(Task to carry out):
Take the entries below and print all of them exactly, please.
+++ Supplied records +++
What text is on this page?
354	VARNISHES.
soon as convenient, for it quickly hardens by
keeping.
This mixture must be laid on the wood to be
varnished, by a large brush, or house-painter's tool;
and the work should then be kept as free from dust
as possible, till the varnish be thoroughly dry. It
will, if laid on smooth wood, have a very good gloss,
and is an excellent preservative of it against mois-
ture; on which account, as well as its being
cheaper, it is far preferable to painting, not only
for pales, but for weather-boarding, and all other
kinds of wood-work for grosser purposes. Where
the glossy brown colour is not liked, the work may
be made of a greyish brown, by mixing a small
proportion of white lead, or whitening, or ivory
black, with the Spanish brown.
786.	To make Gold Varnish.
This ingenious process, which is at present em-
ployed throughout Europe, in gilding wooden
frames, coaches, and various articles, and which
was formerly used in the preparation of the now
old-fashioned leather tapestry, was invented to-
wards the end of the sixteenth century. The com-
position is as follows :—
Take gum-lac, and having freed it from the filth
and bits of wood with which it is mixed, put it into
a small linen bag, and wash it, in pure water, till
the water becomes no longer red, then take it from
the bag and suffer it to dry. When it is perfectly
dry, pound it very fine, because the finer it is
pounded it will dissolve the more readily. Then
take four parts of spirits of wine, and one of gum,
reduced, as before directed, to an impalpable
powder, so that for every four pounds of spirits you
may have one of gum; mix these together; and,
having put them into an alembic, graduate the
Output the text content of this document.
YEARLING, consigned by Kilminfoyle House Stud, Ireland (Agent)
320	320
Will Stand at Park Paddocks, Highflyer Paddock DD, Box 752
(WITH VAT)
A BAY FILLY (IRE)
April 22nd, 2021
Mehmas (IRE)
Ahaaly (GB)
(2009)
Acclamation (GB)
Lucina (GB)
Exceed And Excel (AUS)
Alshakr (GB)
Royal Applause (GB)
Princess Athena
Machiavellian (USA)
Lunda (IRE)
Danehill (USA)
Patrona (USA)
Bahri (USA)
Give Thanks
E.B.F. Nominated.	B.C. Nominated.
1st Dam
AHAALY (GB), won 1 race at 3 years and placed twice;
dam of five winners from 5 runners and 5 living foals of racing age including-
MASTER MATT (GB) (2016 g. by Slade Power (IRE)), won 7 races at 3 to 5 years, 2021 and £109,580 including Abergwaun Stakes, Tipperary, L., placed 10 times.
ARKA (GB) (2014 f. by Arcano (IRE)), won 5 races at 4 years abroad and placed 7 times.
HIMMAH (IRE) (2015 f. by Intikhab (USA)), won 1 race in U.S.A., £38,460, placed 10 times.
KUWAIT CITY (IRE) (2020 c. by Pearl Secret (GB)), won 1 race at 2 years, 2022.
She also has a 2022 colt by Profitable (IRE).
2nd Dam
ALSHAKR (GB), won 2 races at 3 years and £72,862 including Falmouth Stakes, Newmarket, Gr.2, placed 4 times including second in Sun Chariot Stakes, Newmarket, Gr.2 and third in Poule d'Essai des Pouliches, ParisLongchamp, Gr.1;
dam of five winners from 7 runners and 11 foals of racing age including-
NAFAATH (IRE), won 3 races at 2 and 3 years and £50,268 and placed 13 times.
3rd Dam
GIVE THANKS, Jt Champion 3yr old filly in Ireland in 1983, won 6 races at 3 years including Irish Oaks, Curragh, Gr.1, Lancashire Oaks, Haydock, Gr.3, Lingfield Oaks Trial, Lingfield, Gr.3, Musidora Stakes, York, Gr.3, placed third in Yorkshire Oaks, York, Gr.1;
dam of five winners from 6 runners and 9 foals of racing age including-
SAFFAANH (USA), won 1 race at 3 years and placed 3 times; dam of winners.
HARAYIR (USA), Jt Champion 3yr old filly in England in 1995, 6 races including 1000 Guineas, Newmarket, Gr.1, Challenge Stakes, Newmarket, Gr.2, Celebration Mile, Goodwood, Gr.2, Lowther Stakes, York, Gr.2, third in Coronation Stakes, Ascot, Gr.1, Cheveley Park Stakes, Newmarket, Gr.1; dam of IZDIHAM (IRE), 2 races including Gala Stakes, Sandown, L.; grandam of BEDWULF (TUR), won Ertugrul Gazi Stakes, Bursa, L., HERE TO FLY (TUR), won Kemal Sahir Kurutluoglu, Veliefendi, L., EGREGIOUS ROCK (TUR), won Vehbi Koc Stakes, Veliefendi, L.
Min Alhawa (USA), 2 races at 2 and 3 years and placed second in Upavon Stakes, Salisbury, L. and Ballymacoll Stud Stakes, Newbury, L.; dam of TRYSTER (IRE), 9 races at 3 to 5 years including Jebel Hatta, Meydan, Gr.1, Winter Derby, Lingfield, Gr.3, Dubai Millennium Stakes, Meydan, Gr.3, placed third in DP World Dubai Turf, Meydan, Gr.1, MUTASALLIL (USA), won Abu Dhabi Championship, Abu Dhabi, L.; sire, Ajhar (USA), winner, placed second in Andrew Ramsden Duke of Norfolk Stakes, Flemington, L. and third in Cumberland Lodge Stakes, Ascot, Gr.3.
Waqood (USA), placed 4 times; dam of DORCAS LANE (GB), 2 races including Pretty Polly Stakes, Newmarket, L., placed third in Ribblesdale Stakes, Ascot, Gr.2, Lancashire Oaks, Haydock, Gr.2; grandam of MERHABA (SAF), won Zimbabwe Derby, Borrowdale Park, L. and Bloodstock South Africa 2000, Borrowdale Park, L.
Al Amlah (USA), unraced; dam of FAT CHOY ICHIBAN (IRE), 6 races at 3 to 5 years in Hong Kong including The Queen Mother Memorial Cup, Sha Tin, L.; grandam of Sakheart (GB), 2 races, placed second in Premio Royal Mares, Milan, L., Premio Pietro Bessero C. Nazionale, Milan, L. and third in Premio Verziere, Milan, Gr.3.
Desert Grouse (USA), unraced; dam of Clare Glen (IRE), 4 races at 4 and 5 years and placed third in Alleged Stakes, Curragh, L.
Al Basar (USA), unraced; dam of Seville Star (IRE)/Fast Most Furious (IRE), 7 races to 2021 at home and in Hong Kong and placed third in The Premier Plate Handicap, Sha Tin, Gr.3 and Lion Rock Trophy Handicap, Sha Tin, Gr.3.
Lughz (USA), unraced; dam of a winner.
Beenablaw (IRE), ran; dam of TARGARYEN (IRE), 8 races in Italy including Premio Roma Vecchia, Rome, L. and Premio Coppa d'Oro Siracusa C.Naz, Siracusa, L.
+++
(Response):
What text is on this page?
354	VARNISHES.
soon as convenient, for it quickly hardens by
keeping.
This mixture must be laid on the wood to be
varnished, by a large brush, or house-painter's tool;
and the work should then be kept as free from dust
as possible, till the varnish be thoroughly dry. It
will, if laid on smooth wood, have a very good gloss,
and is an excellent preservative of it against mois-
ture; on which account, as well as its being
cheaper, it is far preferable to painting, not only
for pales, but for weather-boarding, and all other
kinds of wood-work for grosser purposes. Where
the glossy brown colour is not liked, the work may
be made of a greyish brown, by mixing a small
proportion of white lead, or whitening, or ivory
black, with the Spanish brown.
786.	To make Gold Varnish.
This ingenious process, which is at present em-
ployed throughout Europe, in gilding wooden
frames, coaches, and various articles, and which
was formerly used in the preparation of the now
old-fashioned leather tapestry, was invented to-
wards the end of the sixteenth century. The com-
position is as follows :—
Take gum-lac, and having freed it from the filth
and bits of wood with which it is mixed, put it into
a small linen bag, and wash it, in pure water, till
the water becomes no longer red, then take it from
the bag and suffer it to dry. When it is perfectly
dry, pound it very fine, because the finer it is
pounded it will dissolve the more readily. Then
take four parts of spirits of wine, and one of gum,
reduced, as before directed, to an impalpable
powder, so that for every four pounds of spirits you
may have one of gum; mix these together; and,
having put them into an alembic, graduate the
Output the text content of this document.
YEARLING, consigned by Kilminfoyle House Stud, Ireland (Agent)
320	320
Will Stand at Park Paddocks, Highflyer Paddock DD, Box 752
(WITH VAT)
A BAY FILLY (IRE)
April 22nd, 2021
Mehmas (IRE)
Ahaaly (GB)
(2009)
Acclamation (GB)
Lucina (GB)
Exceed And Excel (AUS)
Alshakr (GB)
Royal Applause (GB)
Princess Athena
Machiavellian (USA)
Lunda (IRE)
Danehill (USA)
Patrona (USA)
Bahri (USA)
Give Thanks
E.B.F. Nominated.	B.C. Nominated.
1st Dam
AHAALY (GB), won 1 race at 3 years and placed twice;
dam of five winners from 5 runners and 5 living foals of racing age including-
MASTER MATT (GB) (2016 g. by Slade Power (IRE)), won 7 races at 3 to 5 years, 2021 and £109,580 including Abergwaun Stakes, Tipperary, L., placed 10 times.
ARKA (GB) (2014 f. by Arcano (IRE)), won 5 races at 4 years abroad and placed 7 times.
HIMMAH (IRE) (2015 f. by Intikhab (USA)), won 1 race in U.S.A., £38,460, placed 10 times.
KUWAIT CITY (IRE) (2020 c. by Pearl Secret (GB)), won 1 race at 2 years, 2022.
She also has a 2022 colt by Profitable (IRE).
2nd Dam
ALSHAKR (GB), won 2 races at 3 years and £72,862 including Falmouth Stakes, Newmarket, Gr.2, placed 4 times including second in Sun Chariot Stakes, Newmarket, Gr.2 and third in Poule d'Essai des Pouliches, ParisLongchamp, Gr.1;
dam of five winners from 7 runners and 11 foals of racing age including-
NAFAATH (IRE), won 3 races at 2 and 3 years and £50,268 and placed 13 times.
3rd Dam
GIVE THANKS, Jt Champion 3yr old filly in Ireland in 1983, won 6 races at 3 years including Irish Oaks, Curragh, Gr.1, Lancashire Oaks, Haydock, Gr.3, Lingfield Oaks Trial, Lingfield, Gr.3, Musidora Stakes, York, Gr.3, placed third in Yorkshire Oaks, York, Gr.1;
dam of five winners from 6 runners and 9 foals of racing age including-
SAFFAANH (USA), won 1 race at 3 years and placed 3 times; dam of winners.
HARAYIR (USA), Jt Champion 3yr old filly in England in 1995, 6 races including 1000 Guineas, Newmarket, Gr.1, Challenge Stakes, Newmarket, Gr.2, Celebration Mile, Goodwood, Gr.2, Lowther Stakes, York, Gr.2, third in Coronation Stakes, Ascot, Gr.1, Cheveley Park Stakes, Newmarket, Gr.1; dam of IZDIHAM (IRE), 2 races including Gala Stakes, Sandown, L.; grandam of BEDWULF (TUR), won Ertugrul Gazi Stakes, Bursa, L., HERE TO FLY (TUR), won Kemal Sahir Kurutluoglu, Veliefendi, L., EGREGIOUS ROCK (TUR), won Vehbi Koc Stakes, Veliefendi, L.
Min Alhawa (USA), 2 races at 2 and 3 years and placed second in Upavon Stakes, Salisbury, L. and Ballymacoll Stud Stakes, Newbury, L.; dam of TRYSTER (IRE), 9 races at 3 to 5 years including Jebel Hatta, Meydan, Gr.1, Winter Derby, Lingfield, Gr.3, Dubai Millennium Stakes, Meydan, Gr.3, placed third in DP World Dubai Turf, Meydan, Gr.1, MUTASALLIL (USA), won Abu Dhabi Championship, Abu Dhabi, L.; sire, Ajhar (USA), winner, placed second in Andrew Ramsden Duke of Norfolk Stakes, Flemington, L. and third in Cumberland Lodge Stakes, Ascot, Gr.3.
Waqood (USA), placed 4 times; dam of DORCAS LANE (GB), 2 races including Pretty Polly Stakes, Newmarket, L., placed third in Ribblesdale Stakes, Ascot, Gr.2, Lancashire Oaks, Haydock, Gr.2; grandam of MERHABA (SAF), won Zimbabwe Derby, Borrowdale Park, L. and Bloodstock South Africa 2000, Borrowdale Park, L.
Al Amlah (USA), unraced; dam of FAT CHOY ICHIBAN (IRE), 6 races at 3 to 5 years in Hong Kong including The Queen Mother Memorial Cup, Sha Tin, L.; grandam of Sakheart (GB), 2 races, placed second in Premio Royal Mares, Milan, L., Premio Pietro Bessero C. Nazionale, Milan, L. and third in Premio Verziere, Milan, Gr.3.
Desert Grouse (USA), unraced; dam of Clare Glen (IRE), 4 races at 4 and 5 years and placed third in Alleged Stakes, Curragh, L.
Al Basar (USA), unraced; dam of Seville Star (IRE)/Fast Most Furious (IRE), 7 races to 2021 at home and in Hong Kong and placed third in The Premier Plate Handicap, Sha Tin, Gr.3 and Lion Rock Trophy Handicap, Sha Tin, Gr.3.
Lughz (USA), unraced; dam of a winner.
Beenablaw (IRE), ran; dam of TARGARYEN (IRE), 8 races in Italy including Premio Roma Vecchia, Rome, L. and Premio Coppa d'Oro Siracusa C.Naz, Siracusa, L.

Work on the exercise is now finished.